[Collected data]

━━━━

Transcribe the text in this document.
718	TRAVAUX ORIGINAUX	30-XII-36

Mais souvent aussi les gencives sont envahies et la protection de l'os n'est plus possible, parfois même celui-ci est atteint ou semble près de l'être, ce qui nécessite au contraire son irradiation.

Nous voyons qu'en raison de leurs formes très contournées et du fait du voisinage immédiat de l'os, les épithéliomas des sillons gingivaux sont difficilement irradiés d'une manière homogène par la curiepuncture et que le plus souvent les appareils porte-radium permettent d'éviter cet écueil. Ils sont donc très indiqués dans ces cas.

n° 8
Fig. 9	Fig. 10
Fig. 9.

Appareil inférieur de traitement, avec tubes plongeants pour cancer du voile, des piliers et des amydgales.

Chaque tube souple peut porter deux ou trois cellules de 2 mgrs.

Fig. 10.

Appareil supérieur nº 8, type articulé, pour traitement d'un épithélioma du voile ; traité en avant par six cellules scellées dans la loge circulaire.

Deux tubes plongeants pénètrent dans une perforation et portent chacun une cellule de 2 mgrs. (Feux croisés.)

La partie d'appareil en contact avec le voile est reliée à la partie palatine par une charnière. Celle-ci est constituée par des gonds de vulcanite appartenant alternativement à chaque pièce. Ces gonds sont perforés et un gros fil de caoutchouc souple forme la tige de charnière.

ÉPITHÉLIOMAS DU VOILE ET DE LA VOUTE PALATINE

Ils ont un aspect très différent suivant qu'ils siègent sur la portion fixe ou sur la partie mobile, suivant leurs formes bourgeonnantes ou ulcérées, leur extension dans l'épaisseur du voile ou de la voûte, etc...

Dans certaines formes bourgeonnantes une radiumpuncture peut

━━━━

* WORK REQUIRED
Using the listing above, pick out each line that contains the word "cellules", then copy it.

* WRITTEN ANSWER
Chaque tube souple peut porter deux ou trois cellules de 2 mgrs.
Appareil supérieur nº 8, type articulé, pour traitement d'un épithélioma du voile ; traité en avant par six cellules scellées dans la loge circulaire.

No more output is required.